To do: In the entries below, identify every line with the string "Pumpen" and copy it.

Data for this task:
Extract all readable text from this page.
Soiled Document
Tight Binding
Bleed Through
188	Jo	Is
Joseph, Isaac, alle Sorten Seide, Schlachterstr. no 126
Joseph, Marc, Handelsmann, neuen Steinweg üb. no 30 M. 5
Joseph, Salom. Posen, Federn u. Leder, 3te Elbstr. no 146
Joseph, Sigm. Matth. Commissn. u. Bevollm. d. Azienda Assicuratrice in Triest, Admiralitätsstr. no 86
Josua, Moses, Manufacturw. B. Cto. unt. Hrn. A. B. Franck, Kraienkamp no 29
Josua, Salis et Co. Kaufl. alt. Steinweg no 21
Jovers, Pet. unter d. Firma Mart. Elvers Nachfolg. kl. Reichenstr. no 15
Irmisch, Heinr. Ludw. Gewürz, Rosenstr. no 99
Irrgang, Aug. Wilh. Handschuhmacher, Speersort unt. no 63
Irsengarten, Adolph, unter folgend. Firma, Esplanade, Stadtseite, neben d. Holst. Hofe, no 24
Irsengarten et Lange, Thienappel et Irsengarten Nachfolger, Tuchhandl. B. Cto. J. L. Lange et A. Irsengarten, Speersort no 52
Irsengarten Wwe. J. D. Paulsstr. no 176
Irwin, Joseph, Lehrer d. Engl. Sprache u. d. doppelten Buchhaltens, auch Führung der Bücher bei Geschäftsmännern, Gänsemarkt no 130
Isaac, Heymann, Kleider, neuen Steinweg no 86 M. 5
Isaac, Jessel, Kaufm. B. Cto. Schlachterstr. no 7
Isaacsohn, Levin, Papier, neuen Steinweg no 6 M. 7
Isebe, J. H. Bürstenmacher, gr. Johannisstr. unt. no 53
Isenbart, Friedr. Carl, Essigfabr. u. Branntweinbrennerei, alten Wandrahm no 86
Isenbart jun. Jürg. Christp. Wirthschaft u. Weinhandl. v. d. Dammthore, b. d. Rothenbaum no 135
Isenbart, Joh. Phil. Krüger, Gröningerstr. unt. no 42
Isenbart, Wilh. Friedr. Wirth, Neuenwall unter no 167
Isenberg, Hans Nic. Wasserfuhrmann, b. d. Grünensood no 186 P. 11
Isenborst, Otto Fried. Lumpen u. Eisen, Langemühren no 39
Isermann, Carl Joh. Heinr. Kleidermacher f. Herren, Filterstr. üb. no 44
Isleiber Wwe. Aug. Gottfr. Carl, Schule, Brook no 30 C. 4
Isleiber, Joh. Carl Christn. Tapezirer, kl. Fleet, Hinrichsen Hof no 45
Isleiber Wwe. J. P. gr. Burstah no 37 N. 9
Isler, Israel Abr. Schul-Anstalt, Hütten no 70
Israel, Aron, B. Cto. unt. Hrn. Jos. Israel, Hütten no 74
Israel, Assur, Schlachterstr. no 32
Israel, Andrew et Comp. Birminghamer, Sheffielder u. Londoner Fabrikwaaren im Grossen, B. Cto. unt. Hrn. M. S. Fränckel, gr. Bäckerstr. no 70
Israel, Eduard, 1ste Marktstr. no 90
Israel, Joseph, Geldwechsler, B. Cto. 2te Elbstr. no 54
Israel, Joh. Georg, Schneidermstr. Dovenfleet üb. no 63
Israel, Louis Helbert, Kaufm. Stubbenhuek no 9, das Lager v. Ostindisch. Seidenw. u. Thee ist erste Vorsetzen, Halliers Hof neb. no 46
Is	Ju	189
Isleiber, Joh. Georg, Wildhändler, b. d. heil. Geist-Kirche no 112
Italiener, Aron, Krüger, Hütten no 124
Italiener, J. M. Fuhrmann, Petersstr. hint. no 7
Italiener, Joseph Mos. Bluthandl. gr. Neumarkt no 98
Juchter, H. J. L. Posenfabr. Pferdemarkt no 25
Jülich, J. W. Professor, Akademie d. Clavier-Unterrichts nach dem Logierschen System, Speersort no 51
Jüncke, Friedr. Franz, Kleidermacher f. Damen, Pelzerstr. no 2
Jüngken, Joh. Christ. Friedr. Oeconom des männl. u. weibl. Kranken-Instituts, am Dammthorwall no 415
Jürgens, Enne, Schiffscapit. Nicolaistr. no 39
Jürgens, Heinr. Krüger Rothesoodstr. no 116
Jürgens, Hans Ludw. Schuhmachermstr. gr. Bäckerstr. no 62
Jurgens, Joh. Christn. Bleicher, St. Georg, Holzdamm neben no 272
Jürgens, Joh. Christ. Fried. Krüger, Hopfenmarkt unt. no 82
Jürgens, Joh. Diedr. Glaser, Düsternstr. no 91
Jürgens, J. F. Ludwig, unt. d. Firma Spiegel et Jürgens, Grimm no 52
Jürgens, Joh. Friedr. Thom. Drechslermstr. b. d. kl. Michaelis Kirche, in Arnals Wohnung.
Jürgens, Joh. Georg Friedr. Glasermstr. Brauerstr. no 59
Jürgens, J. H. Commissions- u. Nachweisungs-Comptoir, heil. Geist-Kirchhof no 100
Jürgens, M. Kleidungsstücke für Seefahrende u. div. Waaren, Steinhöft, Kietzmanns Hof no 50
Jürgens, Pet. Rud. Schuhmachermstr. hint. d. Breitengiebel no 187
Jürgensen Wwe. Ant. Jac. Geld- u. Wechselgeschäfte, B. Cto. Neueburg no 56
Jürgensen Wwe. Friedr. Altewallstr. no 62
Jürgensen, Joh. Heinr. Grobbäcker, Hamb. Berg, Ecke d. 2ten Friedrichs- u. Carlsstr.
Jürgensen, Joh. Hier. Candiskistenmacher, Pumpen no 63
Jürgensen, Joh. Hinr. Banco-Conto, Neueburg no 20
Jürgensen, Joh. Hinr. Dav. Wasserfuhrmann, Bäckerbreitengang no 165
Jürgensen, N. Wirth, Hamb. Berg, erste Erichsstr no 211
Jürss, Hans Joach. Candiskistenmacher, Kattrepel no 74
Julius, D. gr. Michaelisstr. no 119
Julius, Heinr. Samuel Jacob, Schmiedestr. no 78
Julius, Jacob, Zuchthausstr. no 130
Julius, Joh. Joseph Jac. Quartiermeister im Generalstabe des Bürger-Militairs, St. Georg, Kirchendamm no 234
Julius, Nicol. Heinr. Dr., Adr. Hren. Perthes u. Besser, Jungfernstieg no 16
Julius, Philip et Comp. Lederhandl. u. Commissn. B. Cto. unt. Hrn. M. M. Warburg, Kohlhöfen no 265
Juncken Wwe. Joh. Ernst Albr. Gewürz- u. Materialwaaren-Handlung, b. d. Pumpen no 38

Final result:
Jürgensen, Joh. Hier. Candiskistenmacher, Pumpen no 63
Juncken Wwe. Joh. Ernst Albr. Gewürz- u. Materialwaaren-Handlung, b. d. Pumpen no 38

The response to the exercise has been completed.